Raw data start

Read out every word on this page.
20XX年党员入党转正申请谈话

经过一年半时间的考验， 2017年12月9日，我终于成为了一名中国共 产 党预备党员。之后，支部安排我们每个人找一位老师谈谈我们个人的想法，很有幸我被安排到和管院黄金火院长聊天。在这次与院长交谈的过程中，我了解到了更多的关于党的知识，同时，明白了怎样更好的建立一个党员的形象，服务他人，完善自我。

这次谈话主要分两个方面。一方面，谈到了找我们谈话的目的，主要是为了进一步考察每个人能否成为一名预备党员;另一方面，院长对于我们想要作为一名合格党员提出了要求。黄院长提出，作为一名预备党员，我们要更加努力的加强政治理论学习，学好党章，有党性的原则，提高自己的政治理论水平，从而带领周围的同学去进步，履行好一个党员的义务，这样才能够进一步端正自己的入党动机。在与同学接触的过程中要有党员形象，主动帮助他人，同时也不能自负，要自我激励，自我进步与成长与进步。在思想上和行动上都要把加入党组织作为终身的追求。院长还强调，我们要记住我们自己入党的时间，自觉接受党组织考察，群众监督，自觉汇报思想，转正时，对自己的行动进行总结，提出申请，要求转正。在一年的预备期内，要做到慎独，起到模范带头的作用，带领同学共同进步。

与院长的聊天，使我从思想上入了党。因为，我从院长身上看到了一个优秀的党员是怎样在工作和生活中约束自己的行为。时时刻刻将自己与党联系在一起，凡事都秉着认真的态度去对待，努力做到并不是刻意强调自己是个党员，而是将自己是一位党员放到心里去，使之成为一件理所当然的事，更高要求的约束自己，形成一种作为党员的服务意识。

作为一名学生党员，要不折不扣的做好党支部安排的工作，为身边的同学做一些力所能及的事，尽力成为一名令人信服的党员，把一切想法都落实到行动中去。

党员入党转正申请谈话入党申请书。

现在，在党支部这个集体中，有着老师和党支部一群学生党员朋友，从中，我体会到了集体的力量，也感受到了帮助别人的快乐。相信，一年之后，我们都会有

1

Raw data end

■ What you will do: Repeat each record exactly, leaving nothing out.

■ Final result:
Read out every word on this page.
20XX年党员入党转正申请谈话

经过一年半时间的考验， 2017年12月9日，我终于成为了一名中国共 产 党预备党员。之后，支部安排我们每个人找一位老师谈谈我们个人的想法，很有幸我被安排到和管院黄金火院长聊天。在这次与院长交谈的过程中，我了解到了更多的关于党的知识，同时，明白了怎样更好的建立一个党员的形象，服务他人，完善自我。

这次谈话主要分两个方面。一方面，谈到了找我们谈话的目的，主要是为了进一步考察每个人能否成为一名预备党员;另一方面，院长对于我们想要作为一名合格党员提出了要求。黄院长提出，作为一名预备党员，我们要更加努力的加强政治理论学习，学好党章，有党性的原则，提高自己的政治理论水平，从而带领周围的同学去进步，履行好一个党员的义务，这样才能够进一步端正自己的入党动机。在与同学接触的过程中要有党员形象，主动帮助他人，同时也不能自负，要自我激励，自我进步与成长与进步。在思想上和行动上都要把加入党组织作为终身的追求。院长还强调，我们要记住我们自己入党的时间，自觉接受党组织考察，群众监督，自觉汇报思想，转正时，对自己的行动进行总结，提出申请，要求转正。在一年的预备期内，要做到慎独，起到模范带头的作用，带领同学共同进步。

与院长的聊天，使我从思想上入了党。因为，我从院长身上看到了一个优秀的党员是怎样在工作和生活中约束自己的行为。时时刻刻将自己与党联系在一起，凡事都秉着认真的态度去对待，努力做到并不是刻意强调自己是个党员，而是将自己是一位党员放到心里去，使之成为一件理所当然的事，更高要求的约束自己，形成一种作为党员的服务意识。

作为一名学生党员，要不折不扣的做好党支部安排的工作，为身边的同学做一些力所能及的事，尽力成为一名令人信服的党员，把一切想法都落实到行动中去。

党员入党转正申请谈话入党申请书。

现在，在党支部这个集体中，有着老师和党支部一群学生党员朋友，从中，我体会到了集体的力量，也感受到了帮助别人的快乐。相信，一年之后，我们都会有

1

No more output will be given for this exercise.